→ **Goal of the exercise**: The records below must be reproduced in full and without error.

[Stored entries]
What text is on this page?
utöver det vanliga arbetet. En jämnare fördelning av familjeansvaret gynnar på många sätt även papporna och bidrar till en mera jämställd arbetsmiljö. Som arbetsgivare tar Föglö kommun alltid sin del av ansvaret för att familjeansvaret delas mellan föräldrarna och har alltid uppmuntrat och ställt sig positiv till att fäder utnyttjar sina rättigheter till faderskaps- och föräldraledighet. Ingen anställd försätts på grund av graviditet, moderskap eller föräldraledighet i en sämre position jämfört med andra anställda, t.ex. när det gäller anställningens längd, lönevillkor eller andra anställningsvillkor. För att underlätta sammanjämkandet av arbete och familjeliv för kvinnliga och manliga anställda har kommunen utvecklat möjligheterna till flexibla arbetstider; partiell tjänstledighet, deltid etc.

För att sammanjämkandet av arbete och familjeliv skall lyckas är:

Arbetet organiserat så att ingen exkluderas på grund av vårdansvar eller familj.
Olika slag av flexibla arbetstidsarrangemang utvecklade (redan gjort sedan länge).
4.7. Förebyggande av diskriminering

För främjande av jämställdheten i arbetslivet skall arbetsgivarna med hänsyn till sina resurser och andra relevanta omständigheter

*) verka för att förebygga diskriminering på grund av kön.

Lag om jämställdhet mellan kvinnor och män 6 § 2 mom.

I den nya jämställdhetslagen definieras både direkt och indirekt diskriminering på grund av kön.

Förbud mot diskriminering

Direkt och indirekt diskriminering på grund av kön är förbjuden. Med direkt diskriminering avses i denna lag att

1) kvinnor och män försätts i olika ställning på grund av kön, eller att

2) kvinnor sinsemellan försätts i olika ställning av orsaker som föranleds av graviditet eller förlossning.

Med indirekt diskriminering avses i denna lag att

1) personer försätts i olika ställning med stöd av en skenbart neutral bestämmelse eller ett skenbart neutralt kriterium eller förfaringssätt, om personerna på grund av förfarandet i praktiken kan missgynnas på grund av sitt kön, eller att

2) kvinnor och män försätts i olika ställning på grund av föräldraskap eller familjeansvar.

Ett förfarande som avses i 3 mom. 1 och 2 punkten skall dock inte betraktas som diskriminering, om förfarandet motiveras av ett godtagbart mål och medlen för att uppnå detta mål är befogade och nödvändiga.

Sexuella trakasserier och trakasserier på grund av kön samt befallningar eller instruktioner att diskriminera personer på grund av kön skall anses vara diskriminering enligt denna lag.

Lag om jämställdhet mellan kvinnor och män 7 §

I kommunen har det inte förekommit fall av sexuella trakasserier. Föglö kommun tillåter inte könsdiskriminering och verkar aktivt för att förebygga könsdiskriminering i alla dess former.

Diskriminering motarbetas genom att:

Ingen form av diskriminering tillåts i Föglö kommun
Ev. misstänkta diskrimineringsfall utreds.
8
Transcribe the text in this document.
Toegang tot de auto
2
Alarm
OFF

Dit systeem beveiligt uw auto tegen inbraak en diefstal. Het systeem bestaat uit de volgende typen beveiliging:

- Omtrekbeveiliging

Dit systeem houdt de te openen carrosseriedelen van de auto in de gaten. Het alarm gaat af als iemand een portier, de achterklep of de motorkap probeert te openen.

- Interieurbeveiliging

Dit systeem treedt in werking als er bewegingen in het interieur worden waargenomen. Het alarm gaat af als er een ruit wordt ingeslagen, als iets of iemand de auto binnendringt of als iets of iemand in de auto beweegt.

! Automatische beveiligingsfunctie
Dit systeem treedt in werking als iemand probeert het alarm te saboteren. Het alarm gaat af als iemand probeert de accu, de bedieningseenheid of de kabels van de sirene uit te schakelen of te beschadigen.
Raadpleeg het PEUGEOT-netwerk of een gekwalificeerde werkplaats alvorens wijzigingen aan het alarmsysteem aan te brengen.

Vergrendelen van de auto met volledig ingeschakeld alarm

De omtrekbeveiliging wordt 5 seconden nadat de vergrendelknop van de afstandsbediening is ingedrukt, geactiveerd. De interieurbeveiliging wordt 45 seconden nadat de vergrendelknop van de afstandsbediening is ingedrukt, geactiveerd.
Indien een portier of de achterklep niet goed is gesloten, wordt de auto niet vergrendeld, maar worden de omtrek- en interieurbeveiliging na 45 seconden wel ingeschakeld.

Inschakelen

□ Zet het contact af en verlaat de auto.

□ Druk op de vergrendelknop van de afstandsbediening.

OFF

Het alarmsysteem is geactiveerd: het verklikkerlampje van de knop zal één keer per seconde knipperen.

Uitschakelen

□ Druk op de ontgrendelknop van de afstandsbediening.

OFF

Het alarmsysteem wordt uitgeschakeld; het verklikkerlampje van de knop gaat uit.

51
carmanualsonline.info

→ **Result for this task**:
What text is on this page?
utöver det vanliga arbetet. En jämnare fördelning av familjeansvaret gynnar på många sätt även papporna och bidrar till en mera jämställd arbetsmiljö. Som arbetsgivare tar Föglö kommun alltid sin del av ansvaret för att familjeansvaret delas mellan föräldrarna och har alltid uppmuntrat och ställt sig positiv till att fäder utnyttjar sina rättigheter till faderskaps- och föräldraledighet. Ingen anställd försätts på grund av graviditet, moderskap eller föräldraledighet i en sämre position jämfört med andra anställda, t.ex. när det gäller anställningens längd, lönevillkor eller andra anställningsvillkor. För att underlätta sammanjämkandet av arbete och familjeliv för kvinnliga och manliga anställda har kommunen utvecklat möjligheterna till flexibla arbetstider; partiell tjänstledighet, deltid etc.

För att sammanjämkandet av arbete och familjeliv skall lyckas är:

Arbetet organiserat så att ingen exkluderas på grund av vårdansvar eller familj.
Olika slag av flexibla arbetstidsarrangemang utvecklade (redan gjort sedan länge).
4.7. Förebyggande av diskriminering

För främjande av jämställdheten i arbetslivet skall arbetsgivarna med hänsyn till sina resurser och andra relevanta omständigheter

*) verka för att förebygga diskriminering på grund av kön.

Lag om jämställdhet mellan kvinnor och män 6 § 2 mom.

I den nya jämställdhetslagen definieras både direkt och indirekt diskriminering på grund av kön.

Förbud mot diskriminering

Direkt och indirekt diskriminering på grund av kön är förbjuden. Med direkt diskriminering avses i denna lag att

1) kvinnor och män försätts i olika ställning på grund av kön, eller att

2) kvinnor sinsemellan försätts i olika ställning av orsaker som föranleds av graviditet eller förlossning.

Med indirekt diskriminering avses i denna lag att

1) personer försätts i olika ställning med stöd av en skenbart neutral bestämmelse eller ett skenbart neutralt kriterium eller förfaringssätt, om personerna på grund av förfarandet i praktiken kan missgynnas på grund av sitt kön, eller att

2) kvinnor och män försätts i olika ställning på grund av föräldraskap eller familjeansvar.

Ett förfarande som avses i 3 mom. 1 och 2 punkten skall dock inte betraktas som diskriminering, om förfarandet motiveras av ett godtagbart mål och medlen för att uppnå detta mål är befogade och nödvändiga.

Sexuella trakasserier och trakasserier på grund av kön samt befallningar eller instruktioner att diskriminera personer på grund av kön skall anses vara diskriminering enligt denna lag.

Lag om jämställdhet mellan kvinnor och män 7 §

I kommunen har det inte förekommit fall av sexuella trakasserier. Föglö kommun tillåter inte könsdiskriminering och verkar aktivt för att förebygga könsdiskriminering i alla dess former.

Diskriminering motarbetas genom att:

Ingen form av diskriminering tillåts i Föglö kommun
Ev. misstänkta diskrimineringsfall utreds.
8
Transcribe the text in this document.
Toegang tot de auto
2
Alarm
OFF

Dit systeem beveiligt uw auto tegen inbraak en diefstal. Het systeem bestaat uit de volgende typen beveiliging:

- Omtrekbeveiliging

Dit systeem houdt de te openen carrosseriedelen van de auto in de gaten. Het alarm gaat af als iemand een portier, de achterklep of de motorkap probeert te openen.

- Interieurbeveiliging

Dit systeem treedt in werking als er bewegingen in het interieur worden waargenomen. Het alarm gaat af als er een ruit wordt ingeslagen, als iets of iemand de auto binnendringt of als iets of iemand in de auto beweegt.

! Automatische beveiligingsfunctie
Dit systeem treedt in werking als iemand probeert het alarm te saboteren. Het alarm gaat af als iemand probeert de accu, de bedieningseenheid of de kabels van de sirene uit te schakelen of te beschadigen.
Raadpleeg het PEUGEOT-netwerk of een gekwalificeerde werkplaats alvorens wijzigingen aan het alarmsysteem aan te brengen.

Vergrendelen van de auto met volledig ingeschakeld alarm

De omtrekbeveiliging wordt 5 seconden nadat de vergrendelknop van de afstandsbediening is ingedrukt, geactiveerd. De interieurbeveiliging wordt 45 seconden nadat de vergrendelknop van de afstandsbediening is ingedrukt, geactiveerd.
Indien een portier of de achterklep niet goed is gesloten, wordt de auto niet vergrendeld, maar worden de omtrek- en interieurbeveiliging na 45 seconden wel ingeschakeld.

Inschakelen

□ Zet het contact af en verlaat de auto.

□ Druk op de vergrendelknop van de afstandsbediening.

OFF

Het alarmsysteem is geactiveerd: het verklikkerlampje van de knop zal één keer per seconde knipperen.

Uitschakelen

□ Druk op de ontgrendelknop van de afstandsbediening.

OFF

Het alarmsysteem wordt uitgeschakeld; het verklikkerlampje van de knop gaat uit.

51
carmanualsonline.info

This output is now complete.